-- Begin Records for this exercise --

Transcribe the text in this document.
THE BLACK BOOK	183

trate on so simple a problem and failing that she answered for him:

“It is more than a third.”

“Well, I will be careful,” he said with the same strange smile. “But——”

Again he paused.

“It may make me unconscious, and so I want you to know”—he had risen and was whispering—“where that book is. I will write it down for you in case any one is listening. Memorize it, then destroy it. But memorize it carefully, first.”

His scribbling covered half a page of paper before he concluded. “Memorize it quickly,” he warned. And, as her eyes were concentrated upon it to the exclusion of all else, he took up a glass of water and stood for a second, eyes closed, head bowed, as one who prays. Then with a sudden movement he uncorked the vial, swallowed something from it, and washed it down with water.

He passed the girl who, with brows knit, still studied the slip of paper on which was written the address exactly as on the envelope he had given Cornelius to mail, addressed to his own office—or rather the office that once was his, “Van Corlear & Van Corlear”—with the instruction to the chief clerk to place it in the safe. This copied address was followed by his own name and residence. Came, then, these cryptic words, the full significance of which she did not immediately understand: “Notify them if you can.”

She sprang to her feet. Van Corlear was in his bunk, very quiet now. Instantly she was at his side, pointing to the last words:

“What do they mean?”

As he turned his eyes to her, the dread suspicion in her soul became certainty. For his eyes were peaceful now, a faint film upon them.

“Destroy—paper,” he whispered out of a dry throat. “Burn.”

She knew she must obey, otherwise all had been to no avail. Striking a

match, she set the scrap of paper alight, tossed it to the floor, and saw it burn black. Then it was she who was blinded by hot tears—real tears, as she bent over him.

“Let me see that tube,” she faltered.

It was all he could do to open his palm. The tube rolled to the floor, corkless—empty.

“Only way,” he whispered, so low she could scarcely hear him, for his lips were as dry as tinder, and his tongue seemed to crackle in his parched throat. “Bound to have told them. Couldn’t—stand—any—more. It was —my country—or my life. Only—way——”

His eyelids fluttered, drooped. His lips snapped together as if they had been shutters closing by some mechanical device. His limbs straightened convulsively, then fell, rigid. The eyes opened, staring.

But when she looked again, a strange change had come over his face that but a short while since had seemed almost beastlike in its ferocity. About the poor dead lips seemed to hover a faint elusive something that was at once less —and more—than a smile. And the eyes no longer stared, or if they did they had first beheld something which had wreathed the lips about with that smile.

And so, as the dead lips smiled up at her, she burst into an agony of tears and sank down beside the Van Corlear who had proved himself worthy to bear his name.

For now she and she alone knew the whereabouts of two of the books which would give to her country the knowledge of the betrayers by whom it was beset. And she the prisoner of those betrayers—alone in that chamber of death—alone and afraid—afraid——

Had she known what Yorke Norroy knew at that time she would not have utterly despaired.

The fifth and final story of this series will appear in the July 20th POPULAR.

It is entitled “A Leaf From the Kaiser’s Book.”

-- End Records for this exercise --

## Given instruction
State how many lines of the listing above include the word "upon". Give nothing but the number.

## Answer below
2